* Dataset entries

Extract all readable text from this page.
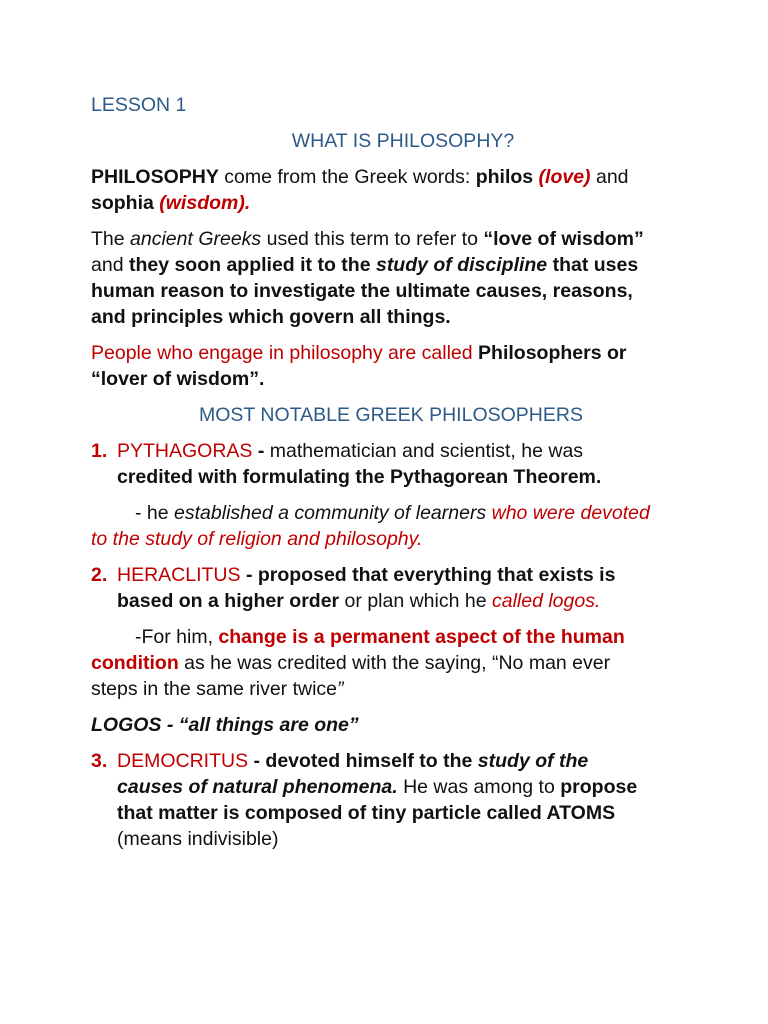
LESSON 1

WHAT IS PHILOSOPHY?

PHILOSOPHY come from the Greek words: philos (love) and
sophia (wisdom).

The ancient Greeks used this term to refer to “love of wisdom”
and they soon applied it to the study of discipline that uses
human reason to investigate the ultimate causes, reasons,
and principles which govern all things.

People who engage in philosophy are called Philosophers or
“lover of wisdom”.

MOST NOTABLE GREEK PHILOSOPHERS

1. PYTHAGORAS - mathematician and scientist, he was
credited with formulating the Pythagorean Theorem.

- he established a community of learners who were devoted
to the study of religion and philosophy.

2. HERACLITUS - proposed that everything that exists is
based on a higher order or plan which he called logos.

-For him, change is a permanent aspect of the human
condition as he was credited with the saying, “No man ever
steps in the same river twice”

LOGOS - “all things are one”

3. DEMOCRITUS - devoted himself to the study of the
causes of natural phenomena. He was among to propose
that matter is composed of tiny particle called ATOMS
(means indivisible)
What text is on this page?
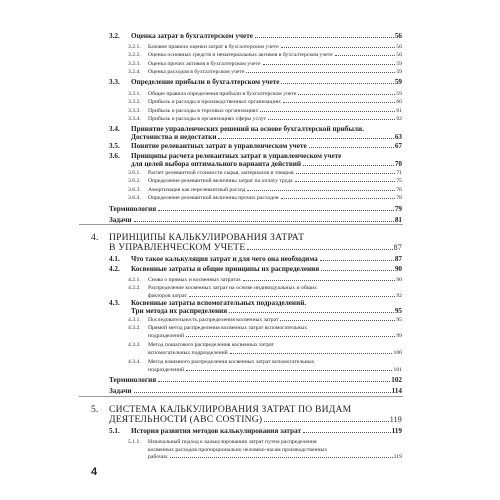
3.2. Оценка затрат в бухгалтерском учете	56
3.2.1. Базовое правило оценки затрат в бухгалтерском учете	56
3.2.2. Оценка основных средств и нематериальных активов в бухгалтерском учете	56
3.2.3. Оценка прочих активов в бухгалтерском учете	59
3.2.4. Оценка расходов в бухгалтерском учете	59
3.3. Определение прибыли в бухгалтерском учете	59
3.3.1. Общие правила определения прибыли в бухгалтерском учете	59
3.3.2. Прибыль и расходы в производственных организациях	60
3.3.3. Прибыль и расходы в торговых организациях	61
3.3.4. Прибыль и расходы в организациях сферы услуг	62
3.4. Принятие управленческих решений на основе бухгалтерской прибыли.
Достоинства и недостатки	63
3.5. Понятие релевантных затрат в управленческом учете	67
3.6. Принципы расчета релевантных затрат в управленческом учете
для целей выбора оптимального варианта действий	70
3.6.1. Расчет релевантной стоимости сырья, материалов и товаров	71
3.6.2. Определение релевантной величины затрат на оплату труда	75
3.6.3. Амортизация как нерелевантный расход	76
3.6.4. Определение релевантной величины прочих расходов	78
Терминология	79
Задачи	81
4. ПРИНЦИПЫ КАЛЬКУЛИРОВАНИЯ ЗАТРАТ
В УПРАВЛЕНЧЕСКОМ УЧЕТЕ	87
4.1. Что такое калькуляция затрат и для чего она необходима	87
4.2. Косвенные затраты и общие принципы их распределения	90
4.2.1. Снова о прямых и косвенных затратах	90
4.2.2. Распределение косвенных затрат на основе индивидуальных и общих
факторов затрат	92
4.3. Косвенные затраты вспомогательных подразделений.
Три метода их распределения	95
4.3.1. Последовательность распределения косвенных затрат	95
4.3.2. Прямой метод распределения косвенных затрат вспомогательных
подразделений	99
4.3.3. Метод пошагового распределения косвенных затрат
вспомогательных подразделений	100
4.3.4. Метод взаимного распределения косвенных затрат вспомогательных
подразделений	101
Терминология	102
Задачи	114
5. СИСТЕМА КАЛЬКУЛИРОВАНИЯ ЗАТРАТ ПО ВИДАМ
ДЕЯТЕЛЬНОСТИ (ABC COSTING)	119
5.1. История развития методов калькулирования затрат	119
5.1.1. Изначальный подход к калькулированию затрат путем распределения
косвенных расходов пропорционально человеко-часам производственных
рабочих	119
4
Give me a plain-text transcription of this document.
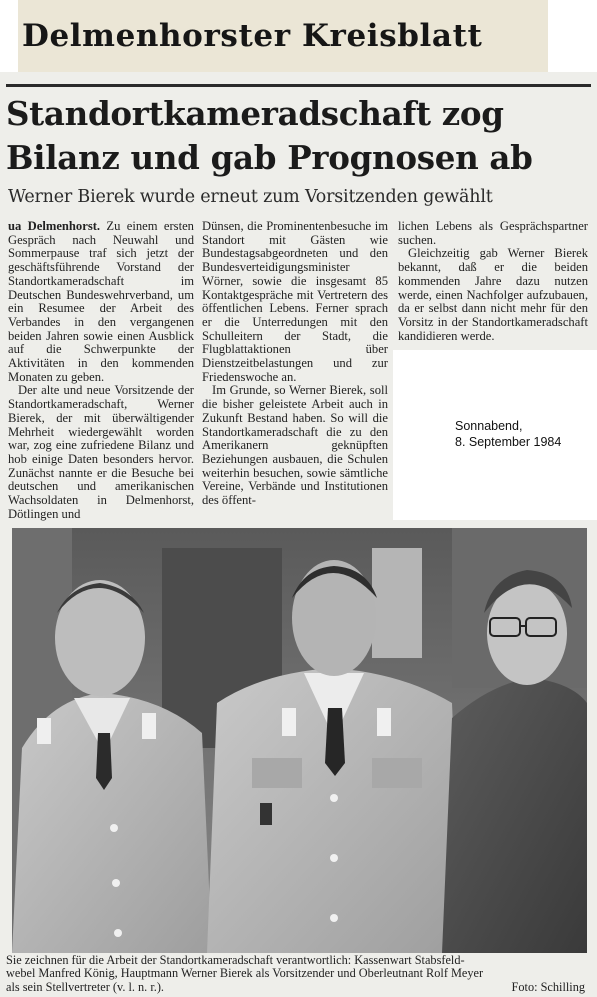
Delmenhorster Kreisblatt
Standortkameradschaft zog
Bilanz und gab Prognosen ab
Werner Bierek wurde erneut zum Vorsitzenden gewählt
ua Delmenhorst. Zu einem ersten Gespräch nach Neuwahl und Sommerpause traf sich jetzt der geschäftsführende Vorstand der Standortkameradschaft im Deutschen Bundeswehrverband, um ein Resumee der Arbeit des Verbandes in den vergangenen beiden Jahren sowie einen Ausblick auf die Schwerpunkte der Aktivitäten in den kommenden Monaten zu geben.
Der alte und neue Vorsitzende der Standortkameradschaft, Werner Bierek, der mit überwältigender Mehrheit wiedergewählt worden war, zog eine zufriedene Bilanz und hob einige Daten besonders hervor. Zunächst nannte er die Besuche bei deutschen und amerikanischen Wachsoldaten in Delmenhorst, Dötlingen und
Dünsen, die Prominentenbesuche im Standort mit Gästen wie Bundestagsabgeordneten und den Bundesverteidigungsminister Wörner, sowie die insgesamt 85 Kontaktgespräche mit Vertretern des öffentlichen Lebens. Ferner sprach er die Unterredungen mit den Schulleitern der Stadt, die Flugblattaktionen über Dienstzeitbelastungen und zur Friedenswoche an.
Im Grunde, so Werner Bierek, soll die bisher geleistete Arbeit auch in Zukunft Bestand haben. So will die Standortkameradschaft die zu den Amerikanern geknüpften Beziehungen ausbauen, die Schulen weiterhin besuchen, sowie sämtliche Vereine, Verbände und Institutionen des öffent-
lichen Lebens als Gesprächspartner suchen.
Gleichzeitig gab Werner Bierek bekannt, daß er die beiden kommenden Jahre dazu nutzen werde, einen Nachfolger aufzubauen, da er selbst dann nicht mehr für den Vorsitz in der Standortkameradschaft kandidieren werde.
Sonnabend,
8. September 1984
Sie zeichnen für die Arbeit der Standortkameradschaft verantwortlich: Kassenwart Stabsfeld-
webel Manfred König, Hauptmann Werner Bierek als Vorsitzender und Oberleutnant Rolf Meyer
als sein Stellvertreter (v. l. n. r.).	Foto: Schilling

* Objective
From the records above, pull out every line containing the word "косвенных".

* Answer to this exercise
4.2.1. Снова о прямых и косвенных затратах	90
4.2.2. Распределение косвенных затрат на основе индивидуальных и общих
4.3.1. Последовательность распределения косвенных затрат	95
4.3.2. Прямой метод распределения косвенных затрат вспомогательных
4.3.3. Метод пошагового распределения косвенных затрат
4.3.4. Метод взаимного распределения косвенных затрат вспомогательных
косвенных расходов пропорционально человеко-часам производственных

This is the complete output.